Una seconda modalità di guerra, assai più tradizionale, conserva il carattere “totale” che le è proprio, a partire dalla Guerra Civile americana (1861-1866) fino alle guerre del secolo scorso: ai nostri giorni produce un sempre più elevato numero di vittime civili, grandi distruzioni nelle aree urbanizzate, sradicamento di popolazioni ed un sempre crescente “inquinamento da guerra”, legato sia alla presenza di armi letali (mine, plutonio) sia alla presenza di masse di profughi e rifugiati. Questa seconda modalità di guerra appare riservata ai paesi più poveri o quanto meno a quelli dotati di una strumentazione bellica tradizionale.

La discriminante fra le due tipologie appare proprio essere determinata, oltreché dal controllo dello spazio aeronavale, dalla capacità tecnica di utilizzare in massa sul campo di battaglia di terra i più avanzati strumenti derivati dalle tecnologie dell’informazione.

Effetti “umanitari” del Digital War Divide

Pare diventi logico allora, paradossale ma logico, dal punto di vista squisitamente umanitario, cioè del risparmio delle vite soprattutto di civili innocenti, augurarsi che in futuro le guerre vengano combattute piuttosto dagli Usa che da altri; che venga da loro a lungo conservato questo Digital war divide (Dwd), che caratterizza i nuovi campi di battaglia; che infine non vi siano avversari in grado di eguagliarne ancora per lungo tempo il grado di potere tecnologico.

Abbiamo ben conosciuto, nei due grandi conflitti europei del XX secolo, gli effetti del rapido determinarsi di una parità o quasi parità tecnologica sui campi di battaglia: in primo luogo proprio la tendenza a trasformarsi rapidamente in Guerre Mondiali, poi i milioni di morti militari e soprattutto civili, la distruzione totale di almeno alcune aree urbanizzate e delle capacità produttive dei paesi che divennero campo di battaglia fra questi eserciti quasi equipotenti dal punto di vista tecnico.

Del resto, nella stessa logica apparentemente paradossale, anche la tecnologia nucleare, con il salto di qualità che ha comportato, rappresentò, nella sua prima ed unica applicazione “sul campo” da parte statunitense, contro il Giappone (bombardamenti di Hiroshima e Nagasaki, agosto 1945), un risolutivo elemento di superiorità tecnologica: non a caso il presidente americano Truman ne giustificò l’uso invocando il risparmio di vite umane che avrebbe assicurato.

SEZIONE DATI
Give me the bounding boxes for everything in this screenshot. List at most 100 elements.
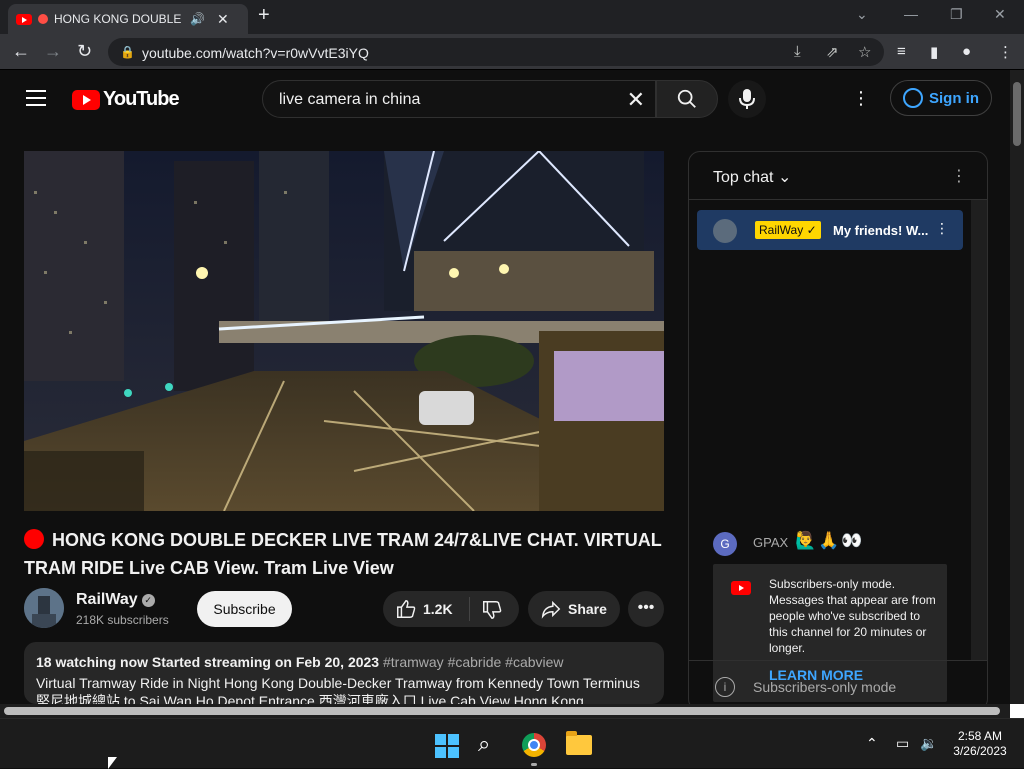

CONSEGNA 1
Riporta dal brano sul divario digitale in guerra il passo che va da "Abbiamo ben conosciuto, nei" fino a "di vista tecnico." compreso.
CONSEGNA 2
Rispondi a queste domande sul brano sul divario digitale in guerra:
(a) Quali armi letali vengono indicate tra le cause dell'"inquinamento da guerra"?
(b) Con quale sigla viene abbreviato il Digital war divide?
(c) Con quale argomento il presidente Truman giustificò l'uso della tecnologia nucleare contro il Giappone?

RISPOSTA 1
Abbiamo ben conosciuto, nei due grandi conflitti europei del XX secolo, gli effetti del rapido determinarsi di una parità o quasi parità tecnologica sui campi di battaglia: in primo luogo proprio la tendenza a trasformarsi rapidamente in Guerre Mondiali, poi i milioni di morti militari e soprattutto civili, la distruzione totale di almeno alcune aree urbanizzate e delle capacità produttive dei paesi che divennero campo di battaglia fra questi eserciti quasi equipotenti dal punto di vista tecnico.

RISPOSTA 2
(a) Le mine e il plutonio.
(b) Dwd.
(c) Invocando il risparmio di vite umane che quell'uso avrebbe assicurato.